> **WRITTEN REQUEST**:
In the data, extract each line that holds the string "Mountainbase".

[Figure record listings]
**********

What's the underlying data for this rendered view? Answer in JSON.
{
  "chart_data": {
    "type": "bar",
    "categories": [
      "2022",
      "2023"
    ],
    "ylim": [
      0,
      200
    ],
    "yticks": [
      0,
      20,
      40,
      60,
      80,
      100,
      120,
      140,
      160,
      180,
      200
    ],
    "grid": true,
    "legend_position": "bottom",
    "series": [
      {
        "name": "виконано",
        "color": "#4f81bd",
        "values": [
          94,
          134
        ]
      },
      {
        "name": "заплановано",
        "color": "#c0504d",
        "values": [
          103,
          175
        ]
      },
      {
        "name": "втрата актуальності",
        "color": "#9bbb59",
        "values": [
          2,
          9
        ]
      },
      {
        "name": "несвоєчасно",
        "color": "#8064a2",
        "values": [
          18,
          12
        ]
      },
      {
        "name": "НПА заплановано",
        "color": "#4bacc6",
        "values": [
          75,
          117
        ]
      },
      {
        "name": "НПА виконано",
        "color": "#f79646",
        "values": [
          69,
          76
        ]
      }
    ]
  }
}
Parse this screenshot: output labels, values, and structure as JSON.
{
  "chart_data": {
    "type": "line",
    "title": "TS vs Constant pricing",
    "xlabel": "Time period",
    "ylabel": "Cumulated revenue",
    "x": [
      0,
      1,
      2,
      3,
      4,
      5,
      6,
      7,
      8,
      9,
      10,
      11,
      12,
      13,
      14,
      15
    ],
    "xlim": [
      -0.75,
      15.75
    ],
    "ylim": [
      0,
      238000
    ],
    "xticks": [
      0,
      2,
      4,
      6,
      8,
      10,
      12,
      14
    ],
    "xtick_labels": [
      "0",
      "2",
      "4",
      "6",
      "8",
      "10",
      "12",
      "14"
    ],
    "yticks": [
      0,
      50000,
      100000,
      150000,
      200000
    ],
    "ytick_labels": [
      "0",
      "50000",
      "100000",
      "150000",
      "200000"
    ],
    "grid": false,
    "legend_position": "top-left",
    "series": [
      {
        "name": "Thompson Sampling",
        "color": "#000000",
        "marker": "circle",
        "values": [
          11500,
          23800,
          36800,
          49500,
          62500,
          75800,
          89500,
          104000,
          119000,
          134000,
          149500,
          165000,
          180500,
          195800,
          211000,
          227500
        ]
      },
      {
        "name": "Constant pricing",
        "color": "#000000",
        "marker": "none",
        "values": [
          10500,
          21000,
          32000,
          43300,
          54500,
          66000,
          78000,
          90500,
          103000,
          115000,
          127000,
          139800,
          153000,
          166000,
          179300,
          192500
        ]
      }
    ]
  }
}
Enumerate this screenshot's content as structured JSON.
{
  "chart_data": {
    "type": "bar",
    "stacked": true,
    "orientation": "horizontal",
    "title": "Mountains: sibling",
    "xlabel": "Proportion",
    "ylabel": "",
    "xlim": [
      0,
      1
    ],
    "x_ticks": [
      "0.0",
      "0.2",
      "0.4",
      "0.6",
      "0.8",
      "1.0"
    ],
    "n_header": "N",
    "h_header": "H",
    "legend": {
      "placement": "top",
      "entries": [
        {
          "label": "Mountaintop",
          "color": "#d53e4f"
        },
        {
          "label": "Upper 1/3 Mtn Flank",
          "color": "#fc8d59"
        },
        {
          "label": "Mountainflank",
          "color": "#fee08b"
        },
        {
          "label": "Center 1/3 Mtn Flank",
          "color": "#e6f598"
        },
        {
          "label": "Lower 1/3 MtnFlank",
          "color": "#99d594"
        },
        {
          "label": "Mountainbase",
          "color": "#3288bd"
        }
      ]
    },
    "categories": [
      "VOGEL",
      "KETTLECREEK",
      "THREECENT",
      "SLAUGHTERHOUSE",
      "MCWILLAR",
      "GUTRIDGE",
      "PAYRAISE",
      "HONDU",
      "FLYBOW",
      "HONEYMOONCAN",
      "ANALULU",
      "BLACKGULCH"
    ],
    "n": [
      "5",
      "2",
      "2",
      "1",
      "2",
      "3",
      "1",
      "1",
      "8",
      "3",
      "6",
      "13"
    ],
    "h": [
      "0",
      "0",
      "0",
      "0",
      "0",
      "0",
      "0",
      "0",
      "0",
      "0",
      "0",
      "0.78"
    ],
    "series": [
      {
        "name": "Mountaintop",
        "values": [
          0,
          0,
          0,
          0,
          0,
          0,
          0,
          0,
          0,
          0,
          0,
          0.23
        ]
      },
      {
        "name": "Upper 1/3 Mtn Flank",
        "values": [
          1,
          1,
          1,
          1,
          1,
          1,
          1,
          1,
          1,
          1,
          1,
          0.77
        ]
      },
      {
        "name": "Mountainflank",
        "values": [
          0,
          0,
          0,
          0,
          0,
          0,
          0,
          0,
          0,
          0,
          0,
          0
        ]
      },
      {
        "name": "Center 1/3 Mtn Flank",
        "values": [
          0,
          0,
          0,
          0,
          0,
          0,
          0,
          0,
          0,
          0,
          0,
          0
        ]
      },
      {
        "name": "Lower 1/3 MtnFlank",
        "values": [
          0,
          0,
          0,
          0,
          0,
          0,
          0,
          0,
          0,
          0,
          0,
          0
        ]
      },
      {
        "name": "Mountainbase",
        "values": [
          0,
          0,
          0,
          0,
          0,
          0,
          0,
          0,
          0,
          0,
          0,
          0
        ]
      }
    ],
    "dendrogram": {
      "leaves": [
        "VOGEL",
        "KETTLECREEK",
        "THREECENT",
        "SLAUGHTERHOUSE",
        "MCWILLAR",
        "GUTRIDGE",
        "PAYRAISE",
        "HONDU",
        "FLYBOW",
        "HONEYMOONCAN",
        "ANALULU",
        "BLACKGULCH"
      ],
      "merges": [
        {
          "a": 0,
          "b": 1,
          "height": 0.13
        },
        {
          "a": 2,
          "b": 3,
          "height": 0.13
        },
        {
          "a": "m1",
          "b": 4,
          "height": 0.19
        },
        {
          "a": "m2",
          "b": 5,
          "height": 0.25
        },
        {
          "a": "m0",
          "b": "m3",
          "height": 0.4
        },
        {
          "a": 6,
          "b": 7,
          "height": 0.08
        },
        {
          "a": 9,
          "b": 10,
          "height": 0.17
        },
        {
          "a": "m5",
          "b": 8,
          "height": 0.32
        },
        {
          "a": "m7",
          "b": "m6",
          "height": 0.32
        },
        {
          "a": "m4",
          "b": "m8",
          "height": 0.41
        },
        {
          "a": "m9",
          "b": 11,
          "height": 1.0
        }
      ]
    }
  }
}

**********

> **COMPLETE ANSWER**:
          "label": "Mountainbase",
        "name": "Mountainbase",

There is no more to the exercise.